**What you need to do**
Gather each line of the entries below that includes "очень".

Data items:

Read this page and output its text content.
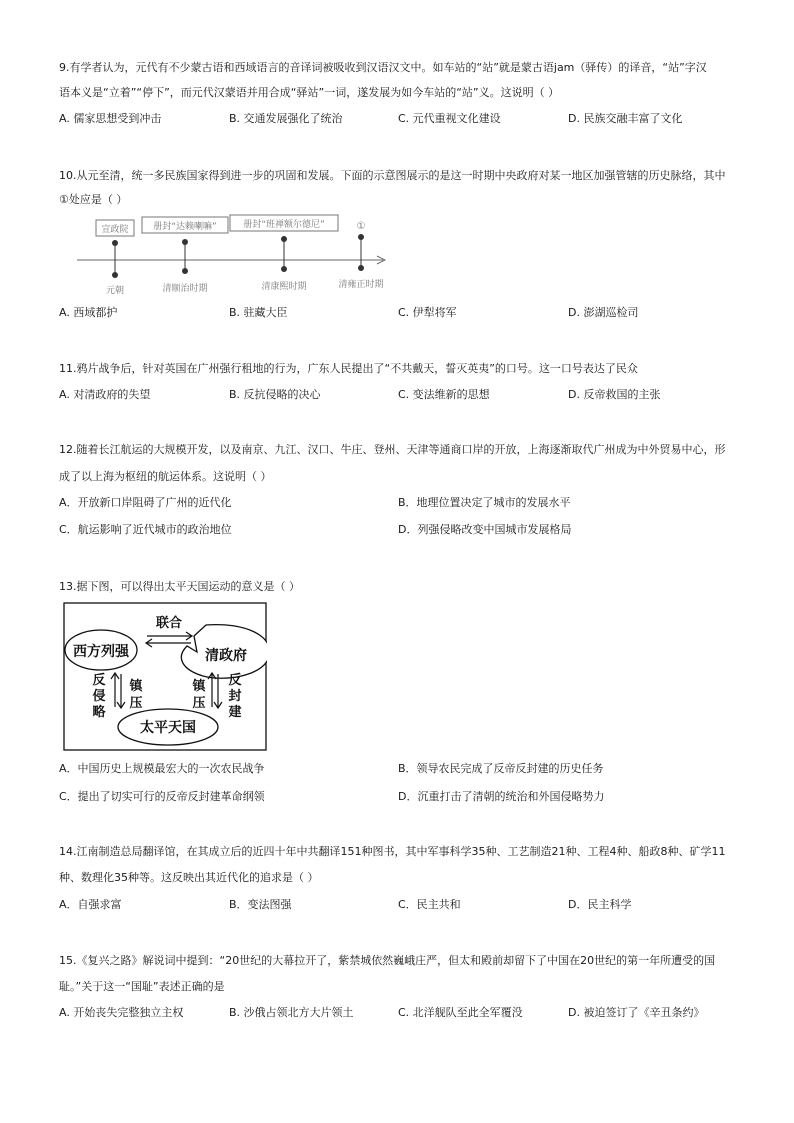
9.有学者认为，元代有不少蒙古语和西域语言的音译词被吸收到汉语汉文中。如车站的“站”就是蒙古语jam（驿传）的译音，“站”字汉
语本义是“立着”“停下”，而元代汉蒙语并用合成“驿站”一词，遂发展为如今车站的“站”义。这说明（ ）
A. 儒家思想受到冲击	B. 交通发展强化了统治	C. 元代重视文化建设	D. 民族交融丰富了文化
10.从元至清，统一多民族国家得到进一步的巩固和发展。下面的示意图展示的是这一时期中央政府对某一地区加强管辖的历史脉络，其中
①处应是（ ）
宣政院	册封“达赖喇嘛”	册封“班禅额尔德尼”	①
元朝	清顺治时期	清康熙时期	清雍正时期
A. 西域都护	B. 驻藏大臣	C. 伊犁将军	D. 澎湖巡检司
11.鸦片战争后，针对英国在广州强行租地的行为，广东人民提出了“不共戴天，誓灭英夷”的口号。这一口号表达了民众
A. 对清政府的失望	B. 反抗侵略的决心	C. 变法维新的思想	D. 反帝救国的主张
12.随着长江航运的大规模开发，以及南京、九江、汉口、牛庄、登州、天津等通商口岸的开放，上海逐渐取代广州成为中外贸易中心，形
成了以上海为枢纽的航运体系。这说明（ ）
A．开放新口岸阻碍了广州的近代化	B．地理位置决定了城市的发展水平
C．航运影响了近代城市的政治地位	D．列强侵略改变中国城市发展格局
13.据下图，可以得出太平天国运动的意义是（ ）
西方列强	清政府
太平天国
联合
反
侵
略
镇
压
镇
压
反
封
建
A．中国历史上规模最宏大的一次农民战争	B．领导农民完成了反帝反封建的历史任务
C．提出了切实可行的反帝反封建革命纲领	D．沉重打击了清朝的统治和外国侵略势力
14.江南制造总局翻译馆，在其成立后的近四十年中共翻译151种图书，其中军事科学35种、工艺制造21种、工程4种、船政8种、矿学11
种、数理化35种等。这反映出其近代化的追求是（ ）
A．自强求富	B．变法图强	C．民主共和	D．民主科学
15.《复兴之路》解说词中提到：“20世纪的大幕拉开了，紫禁城依然巍峨庄严，但太和殿前却留下了中国在20世纪的第一年所遭受的国
耻。”关于这一“国耻”表述正确的是
A. 开始丧失完整独立主权	B. 沙俄占领北方大片领土	C. 北洋舰队至此全军覆没	D. 被迫签订了《辛丑条约》
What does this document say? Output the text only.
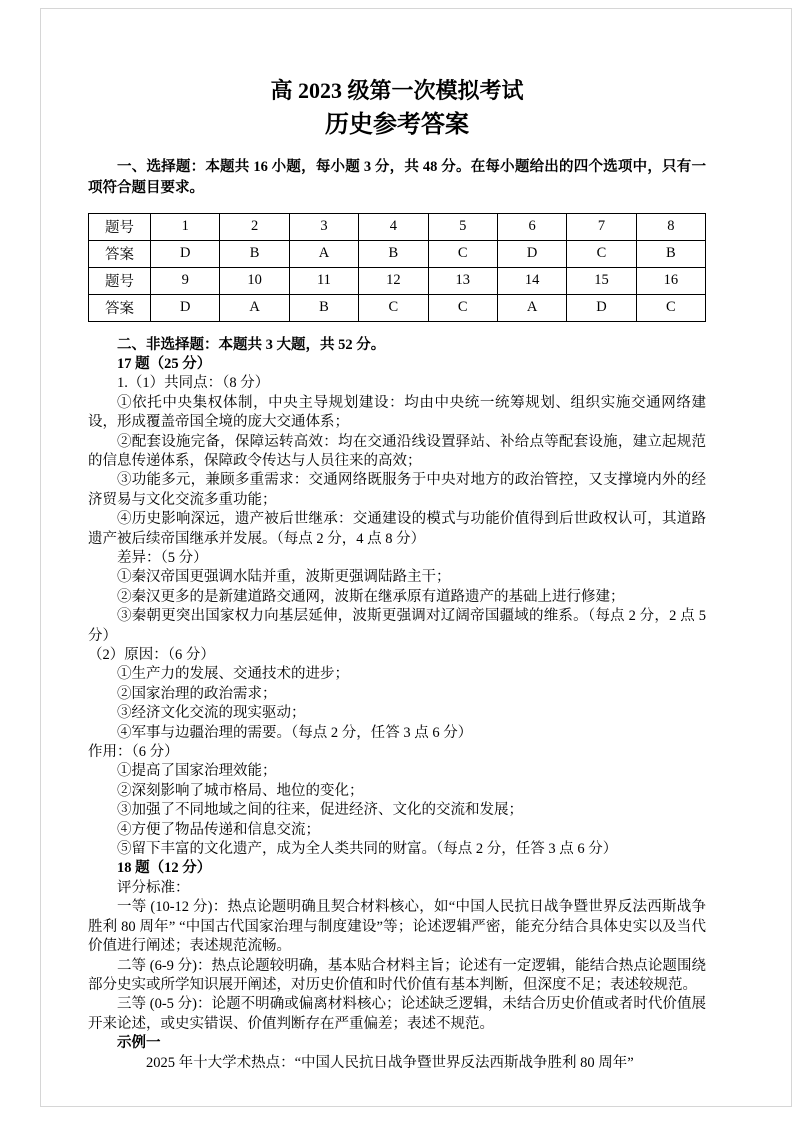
高 2023 级第一次模拟考试
历史参考答案

一、选择题：本题共 16 小题，每小题 3 分，共 48 分。在每小题给出的四个选项中，只有一项符合题目要求。

题号	1	2	3	4	5	6	7	8
答案	D	B	A	B	C	D	C	B
题号	9	10	11	12	13	14	15	16
答案	D	A	B	C	C	A	D	C

二、非选择题：本题共 3 大题，共 52 分。

17 题（25 分）

1.（1）共同点：（8 分）

①依托中央集权体制，中央主导规划建设：均由中央统一统筹规划、组织实施交通网络建设，形成覆盖帝国全境的庞大交通体系；

②配套设施完备，保障运转高效：均在交通沿线设置驿站、补给点等配套设施，建立起规范的信息传递体系，保障政令传达与人员往来的高效；

③功能多元，兼顾多重需求：交通网络既服务于中央对地方的政治管控，又支撑境内外的经济贸易与文化交流多重功能；

④历史影响深远，遗产被后世继承：交通建设的模式与功能价值得到后世政权认可，其道路遗产被后续帝国继承并发展。（每点 2 分，4 点 8 分）

差异：（5 分）

①秦汉帝国更强调水陆并重，波斯更强调陆路主干；

②秦汉更多的是新建道路交通网，波斯在继承原有道路遗产的基础上进行修建；

③秦朝更突出国家权力向基层延伸，波斯更强调对辽阔帝国疆域的维系。（每点 2 分，2 点 5 分）

（2）原因：（6 分）

①生产力的发展、交通技术的进步；

②国家治理的政治需求；

③经济文化交流的现实驱动；

④军事与边疆治理的需要。（每点 2 分，任答 3 点 6 分）

作用：（6 分）

①提高了国家治理效能；

②深刻影响了城市格局、地位的变化；

③加强了不同地域之间的往来，促进经济、文化的交流和发展；

④方便了物品传递和信息交流；

⑤留下丰富的文化遗产，成为全人类共同的财富。（每点 2 分，任答 3 点 6 分）

18 题（12 分）

评分标准：

一等 (10-12 分)：热点论题明确且契合材料核心，如“中国人民抗日战争暨世界反法西斯战争胜利 80 周年” “中国古代国家治理与制度建设”等；论述逻辑严密，能充分结合具体史实以及当代价值进行阐述；表述规范流畅。

二等 (6-9 分)：热点论题较明确，基本贴合材料主旨；论述有一定逻辑，能结合热点论题围绕部分史实或所学知识展开阐述，对历史价值和时代价值有基本判断，但深度不足；表述较规范。

三等 (0-5 分)：论题不明确或偏离材料核心；论述缺乏逻辑，未结合历史价值或者时代价值展开来论述，或史实错误、价值判断存在严重偏差；表述不规范。

示例一

2025 年十大学术热点：“中国人民抗日战争暨世界反法西斯战争胜利 80 周年”
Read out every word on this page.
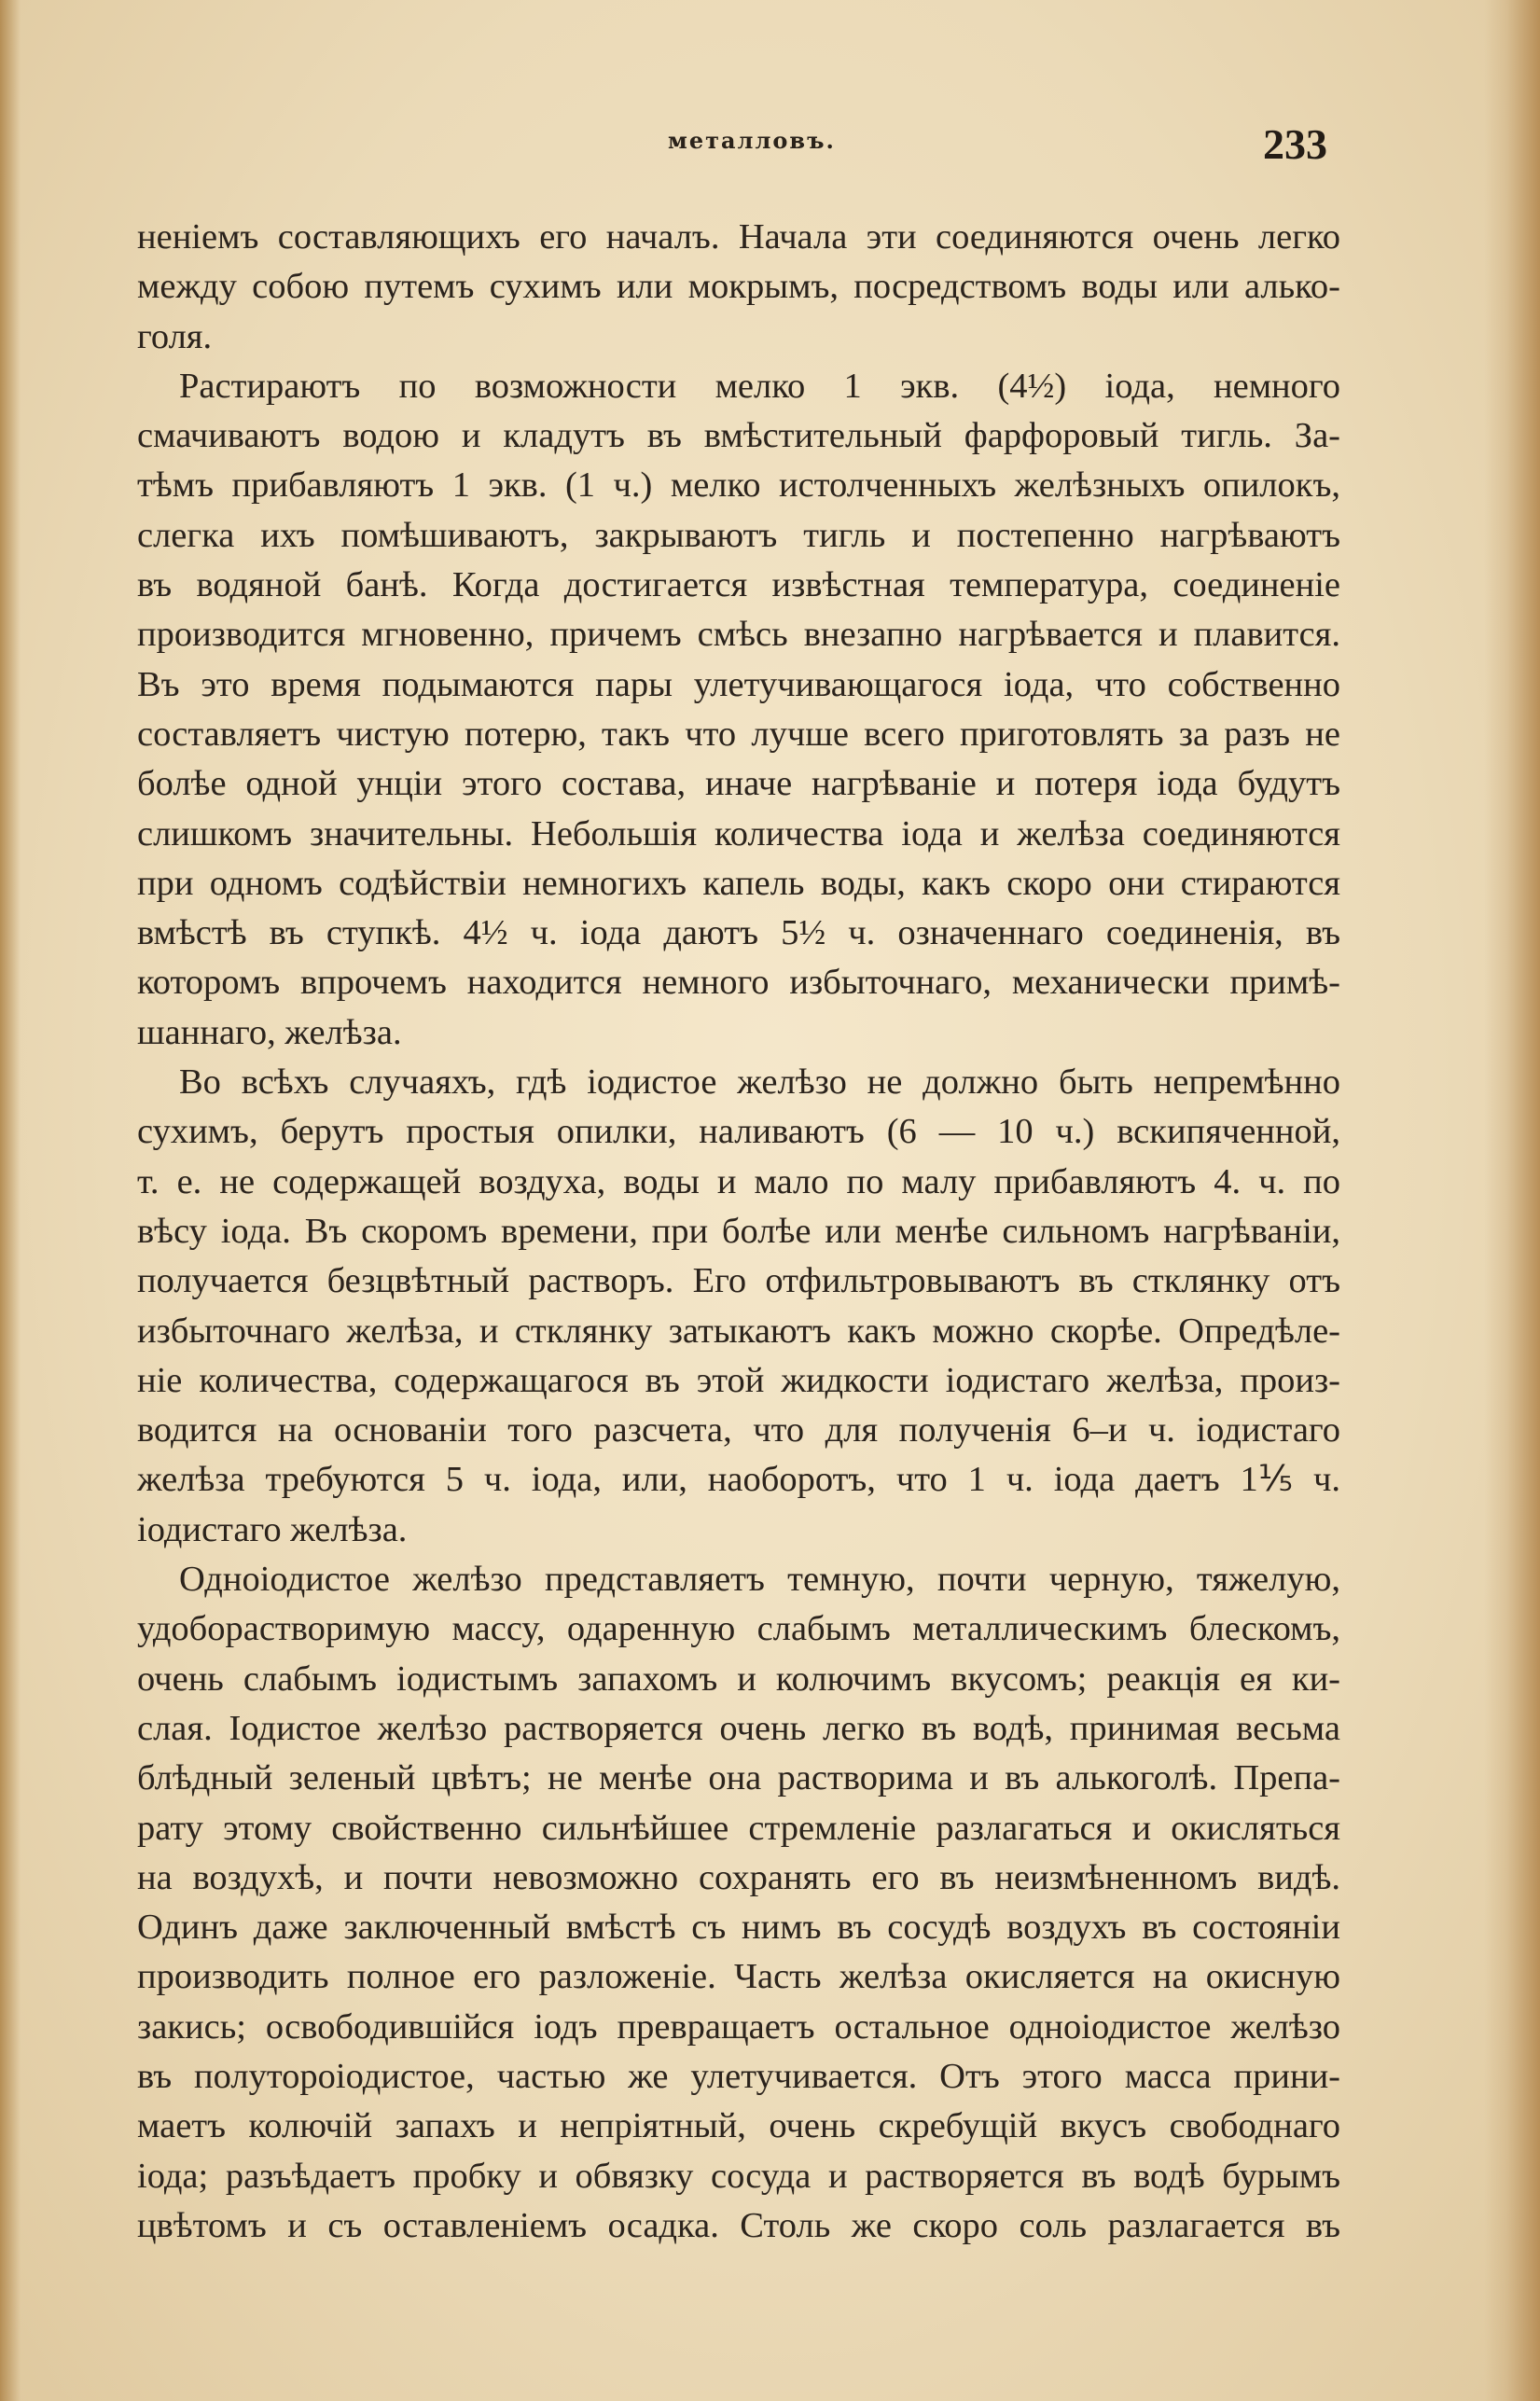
металловъ.	233
неніемъ составляющихъ его началъ. Начала эти соединяются очень легко
между собою путемъ сухимъ или мокрымъ, посредствомъ воды или алько-
голя.
Растираютъ по возможности мелко 1 экв. (4½) іода, немного
смачиваютъ водою и кладутъ въ вмѣстительный фарфоровый тигль. За-
тѣмъ прибавляютъ 1 экв. (1 ч.) мелко истолченныхъ желѣзныхъ опилокъ,
слегка ихъ помѣшиваютъ, закрываютъ тигль и постепенно нагрѣваютъ
въ водяной банѣ. Когда достигается извѣстная температура, соединеніе
производится мгновенно, причемъ смѣсь внезапно нагрѣвается и плавится.
Въ это время подымаются пары улетучивающагося іода, что собственно
составляетъ чистую потерю, такъ что лучше всего приготовлять за разъ не
болѣе одной унціи этого состава, иначе нагрѣваніе и потеря іода будутъ
слишкомъ значительны. Небольшія количества іода и желѣза соединяются
при одномъ содѣйствіи немногихъ капель воды, какъ скоро они стираются
вмѣстѣ въ ступкѣ. 4½ ч. іода даютъ 5½ ч. означеннаго соединенія, въ
которомъ впрочемъ находится немного избыточнаго, механически примѣ-
шаннаго, желѣза.
Во всѣхъ случаяхъ, гдѣ іодистое желѣзо не должно быть непремѣнно
сухимъ, берутъ простыя опилки, наливаютъ (6 — 10 ч.) вскипяченной,
т. е. не содержащей воздуха, воды и мало по малу прибавляютъ 4. ч. по
вѣсу іода. Въ скоромъ времени, при болѣе или менѣе сильномъ нагрѣваніи,
получается безцвѣтный растворъ. Его отфильтровываютъ въ стклянку отъ
избыточнаго желѣза, и стклянку затыкаютъ какъ можно скорѣе. Опредѣле-
ніе количества, содержащагося въ этой жидкости іодистаго желѣза, произ-
водится на основаніи того разсчета, что для полученія 6–и ч. іодистаго
желѣза требуются 5 ч. іода, или, наоборотъ, что 1 ч. іода даетъ 1⅕ ч.
іодистаго желѣза.
Одноіодистое желѣзо представляетъ темную, почти черную, тяжелую,
удоборастворимую массу, одаренную слабымъ металлическимъ блескомъ,
очень слабымъ іодистымъ запахомъ и колючимъ вкусомъ; реакція ея ки-
слая. Іодистое желѣзо растворяется очень легко въ водѣ, принимая весьма
блѣдный зеленый цвѣтъ; не менѣе она растворима и въ алькоголѣ. Препа-
рату этому свойственно сильнѣйшее стремленіе разлагаться и окисляться
на воздухѣ, и почти невозможно сохранять его въ неизмѣненномъ видѣ.
Одинъ даже заключенный вмѣстѣ съ нимъ въ сосудѣ воздухъ въ состояніи
производить полное его разложеніе. Часть желѣза окисляется на окисную
закись; освободившійся іодъ превращаетъ остальное одноіодистое желѣзо
въ полутороіодистое, частью же улетучивается. Отъ этого масса прини-
маетъ колючій запахъ и непріятный, очень скребущій вкусъ свободнаго
іода; разъѣдаетъ пробку и обвязку сосуда и растворяется въ водѣ бурымъ
цвѣтомъ и съ оставленіемъ осадка. Столь же скоро соль разлагается въ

**Result of this exercise**
неніемъ составляющихъ его началъ. Начала эти соединяются очень легко
очень слабымъ іодистымъ запахомъ и колючимъ вкусомъ; реакція ея ки-
слая. Іодистое желѣзо растворяется очень легко въ водѣ, принимая весьма
маетъ колючій запахъ и непріятный, очень скребущій вкусъ свободнаго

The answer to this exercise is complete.